-- begin --

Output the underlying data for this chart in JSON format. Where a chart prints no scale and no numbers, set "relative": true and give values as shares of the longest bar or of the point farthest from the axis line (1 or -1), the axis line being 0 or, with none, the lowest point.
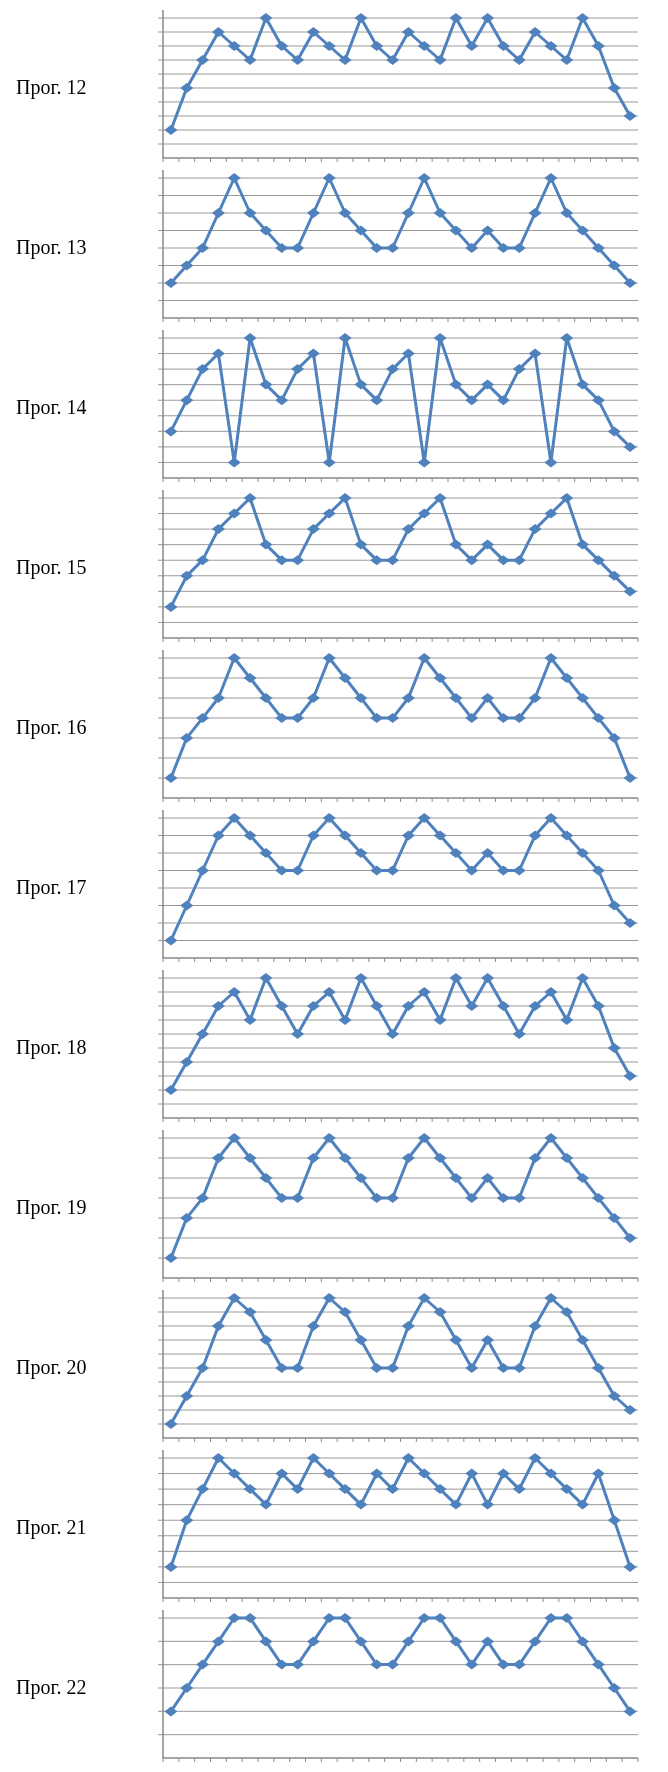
{
  "chart_data": [
    {
      "type": "line",
      "title": "Прог. 12",
      "relative": true,
      "grid": "y",
      "marker": "diamond",
      "categories": [
        null,
        null,
        null,
        null,
        null,
        null,
        null,
        null,
        null,
        null,
        null,
        null,
        null,
        null,
        null,
        null,
        null,
        null,
        null,
        null,
        null,
        null,
        null,
        null,
        null,
        null,
        null,
        null,
        null,
        null
      ],
      "series": [
        {
          "color": "#4f81bd",
          "values": [
            0.2,
            0.5,
            0.7,
            0.9,
            0.8,
            0.7,
            1,
            0.8,
            0.7,
            0.9,
            0.8,
            0.7,
            1,
            0.8,
            0.7,
            0.9,
            0.8,
            0.7,
            1,
            0.8,
            1,
            0.8,
            0.7,
            0.9,
            0.8,
            0.7,
            1,
            0.8,
            0.5,
            0.3
          ]
        }
      ]
    },
    {
      "type": "line",
      "title": "Прог. 13",
      "relative": true,
      "grid": "y",
      "marker": "diamond",
      "categories": [
        null,
        null,
        null,
        null,
        null,
        null,
        null,
        null,
        null,
        null,
        null,
        null,
        null,
        null,
        null,
        null,
        null,
        null,
        null,
        null,
        null,
        null,
        null,
        null,
        null,
        null,
        null,
        null,
        null,
        null
      ],
      "series": [
        {
          "color": "#4f81bd",
          "values": [
            0.25,
            0.375,
            0.5,
            0.75,
            1,
            0.75,
            0.625,
            0.5,
            0.5,
            0.75,
            1,
            0.75,
            0.625,
            0.5,
            0.5,
            0.75,
            1,
            0.75,
            0.625,
            0.5,
            0.625,
            0.5,
            0.5,
            0.75,
            1,
            0.75,
            0.625,
            0.5,
            0.375,
            0.25
          ]
        }
      ]
    },
    {
      "type": "line",
      "title": "Прог. 14",
      "relative": true,
      "grid": "y",
      "marker": "diamond",
      "categories": [
        null,
        null,
        null,
        null,
        null,
        null,
        null,
        null,
        null,
        null,
        null,
        null,
        null,
        null,
        null,
        null,
        null,
        null,
        null,
        null,
        null,
        null,
        null,
        null,
        null,
        null,
        null,
        null,
        null,
        null
      ],
      "series": [
        {
          "color": "#4f81bd",
          "values": [
            0.333,
            0.556,
            0.778,
            0.889,
            0.111,
            1,
            0.667,
            0.556,
            0.778,
            0.889,
            0.111,
            1,
            0.667,
            0.556,
            0.778,
            0.889,
            0.111,
            1,
            0.667,
            0.556,
            0.667,
            0.556,
            0.778,
            0.889,
            0.111,
            1,
            0.667,
            0.556,
            0.333,
            0.222
          ]
        }
      ]
    },
    {
      "type": "line",
      "title": "Прог. 15",
      "relative": true,
      "grid": "y",
      "marker": "diamond",
      "categories": [
        null,
        null,
        null,
        null,
        null,
        null,
        null,
        null,
        null,
        null,
        null,
        null,
        null,
        null,
        null,
        null,
        null,
        null,
        null,
        null,
        null,
        null,
        null,
        null,
        null,
        null,
        null,
        null,
        null,
        null
      ],
      "series": [
        {
          "color": "#4f81bd",
          "values": [
            0.222,
            0.444,
            0.556,
            0.778,
            0.889,
            1,
            0.667,
            0.556,
            0.556,
            0.778,
            0.889,
            1,
            0.667,
            0.556,
            0.556,
            0.778,
            0.889,
            1,
            0.667,
            0.556,
            0.667,
            0.556,
            0.556,
            0.778,
            0.889,
            1,
            0.667,
            0.556,
            0.444,
            0.333
          ]
        }
      ]
    },
    {
      "type": "line",
      "title": "Прог. 16",
      "relative": true,
      "grid": "y",
      "marker": "diamond",
      "categories": [
        null,
        null,
        null,
        null,
        null,
        null,
        null,
        null,
        null,
        null,
        null,
        null,
        null,
        null,
        null,
        null,
        null,
        null,
        null,
        null,
        null,
        null,
        null,
        null,
        null,
        null,
        null,
        null,
        null,
        null
      ],
      "series": [
        {
          "color": "#4f81bd",
          "values": [
            0.143,
            0.429,
            0.571,
            0.714,
            1,
            0.857,
            0.714,
            0.571,
            0.571,
            0.714,
            1,
            0.857,
            0.714,
            0.571,
            0.571,
            0.714,
            1,
            0.857,
            0.714,
            0.571,
            0.714,
            0.571,
            0.571,
            0.714,
            1,
            0.857,
            0.714,
            0.571,
            0.429,
            0.143
          ]
        }
      ]
    },
    {
      "type": "line",
      "title": "Прог. 17",
      "relative": true,
      "grid": "y",
      "marker": "diamond",
      "categories": [
        null,
        null,
        null,
        null,
        null,
        null,
        null,
        null,
        null,
        null,
        null,
        null,
        null,
        null,
        null,
        null,
        null,
        null,
        null,
        null,
        null,
        null,
        null,
        null,
        null,
        null,
        null,
        null,
        null,
        null
      ],
      "series": [
        {
          "color": "#4f81bd",
          "values": [
            0.125,
            0.375,
            0.625,
            0.875,
            1,
            0.875,
            0.75,
            0.625,
            0.625,
            0.875,
            1,
            0.875,
            0.75,
            0.625,
            0.625,
            0.875,
            1,
            0.875,
            0.75,
            0.625,
            0.75,
            0.625,
            0.625,
            0.875,
            1,
            0.875,
            0.75,
            0.625,
            0.375,
            0.25
          ]
        }
      ]
    },
    {
      "type": "line",
      "title": "Прог. 18",
      "relative": true,
      "grid": "y",
      "marker": "diamond",
      "categories": [
        null,
        null,
        null,
        null,
        null,
        null,
        null,
        null,
        null,
        null,
        null,
        null,
        null,
        null,
        null,
        null,
        null,
        null,
        null,
        null,
        null,
        null,
        null,
        null,
        null,
        null,
        null,
        null,
        null,
        null
      ],
      "series": [
        {
          "color": "#4f81bd",
          "values": [
            0.2,
            0.4,
            0.6,
            0.8,
            0.9,
            0.7,
            1,
            0.8,
            0.6,
            0.8,
            0.9,
            0.7,
            1,
            0.8,
            0.6,
            0.8,
            0.9,
            0.7,
            1,
            0.8,
            1,
            0.8,
            0.6,
            0.8,
            0.9,
            0.7,
            1,
            0.8,
            0.5,
            0.3
          ]
        }
      ]
    },
    {
      "type": "line",
      "title": "Прог. 19",
      "relative": true,
      "grid": "y",
      "marker": "diamond",
      "categories": [
        null,
        null,
        null,
        null,
        null,
        null,
        null,
        null,
        null,
        null,
        null,
        null,
        null,
        null,
        null,
        null,
        null,
        null,
        null,
        null,
        null,
        null,
        null,
        null,
        null,
        null,
        null,
        null,
        null,
        null
      ],
      "series": [
        {
          "color": "#4f81bd",
          "values": [
            0.143,
            0.429,
            0.571,
            0.857,
            1,
            0.857,
            0.714,
            0.571,
            0.571,
            0.857,
            1,
            0.857,
            0.714,
            0.571,
            0.571,
            0.857,
            1,
            0.857,
            0.714,
            0.571,
            0.714,
            0.571,
            0.571,
            0.857,
            1,
            0.857,
            0.714,
            0.571,
            0.429,
            0.286
          ]
        }
      ]
    },
    {
      "type": "line",
      "title": "Прог. 20",
      "relative": true,
      "grid": "y",
      "marker": "diamond",
      "categories": [
        null,
        null,
        null,
        null,
        null,
        null,
        null,
        null,
        null,
        null,
        null,
        null,
        null,
        null,
        null,
        null,
        null,
        null,
        null,
        null,
        null,
        null,
        null,
        null,
        null,
        null,
        null,
        null,
        null,
        null
      ],
      "series": [
        {
          "color": "#4f81bd",
          "values": [
            0.1,
            0.3,
            0.5,
            0.8,
            1,
            0.9,
            0.7,
            0.5,
            0.5,
            0.8,
            1,
            0.9,
            0.7,
            0.5,
            0.5,
            0.8,
            1,
            0.9,
            0.7,
            0.5,
            0.7,
            0.5,
            0.5,
            0.8,
            1,
            0.9,
            0.7,
            0.5,
            0.3,
            0.2
          ]
        }
      ]
    },
    {
      "type": "line",
      "title": "Прог. 21",
      "relative": true,
      "grid": "y",
      "marker": "diamond",
      "categories": [
        null,
        null,
        null,
        null,
        null,
        null,
        null,
        null,
        null,
        null,
        null,
        null,
        null,
        null,
        null,
        null,
        null,
        null,
        null,
        null,
        null,
        null,
        null,
        null,
        null,
        null,
        null,
        null,
        null,
        null
      ],
      "series": [
        {
          "color": "#4f81bd",
          "values": [
            0.222,
            0.556,
            0.778,
            1,
            0.889,
            0.778,
            0.667,
            0.889,
            0.778,
            1,
            0.889,
            0.778,
            0.667,
            0.889,
            0.778,
            1,
            0.889,
            0.778,
            0.667,
            0.889,
            0.667,
            0.889,
            0.778,
            1,
            0.889,
            0.778,
            0.667,
            0.889,
            0.556,
            0.222
          ]
        }
      ]
    },
    {
      "type": "line",
      "title": "Прог. 22",
      "relative": true,
      "grid": "y",
      "marker": "diamond",
      "categories": [
        null,
        null,
        null,
        null,
        null,
        null,
        null,
        null,
        null,
        null,
        null,
        null,
        null,
        null,
        null,
        null,
        null,
        null,
        null,
        null,
        null,
        null,
        null,
        null,
        null,
        null,
        null,
        null,
        null,
        null
      ],
      "series": [
        {
          "color": "#4f81bd",
          "values": [
            0.333,
            0.5,
            0.667,
            0.833,
            1,
            1,
            0.833,
            0.667,
            0.667,
            0.833,
            1,
            1,
            0.833,
            0.667,
            0.667,
            0.833,
            1,
            1,
            0.833,
            0.667,
            0.833,
            0.667,
            0.667,
            0.833,
            1,
            1,
            0.833,
            0.667,
            0.5,
            0.333
          ]
        }
      ]
    }
  ]
}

-- end --

TASK TO CARRY OUT – List every line above that holds the word "title".

THE OUTPUT –
      "title": "Прог. 12",
      "title": "Прог. 13",
      "title": "Прог. 14",
      "title": "Прог. 15",
      "title": "Прог. 16",
      "title": "Прог. 17",
      "title": "Прог. 18",
      "title": "Прог. 19",
      "title": "Прог. 20",
      "title": "Прог. 21",
      "title": "Прог. 22",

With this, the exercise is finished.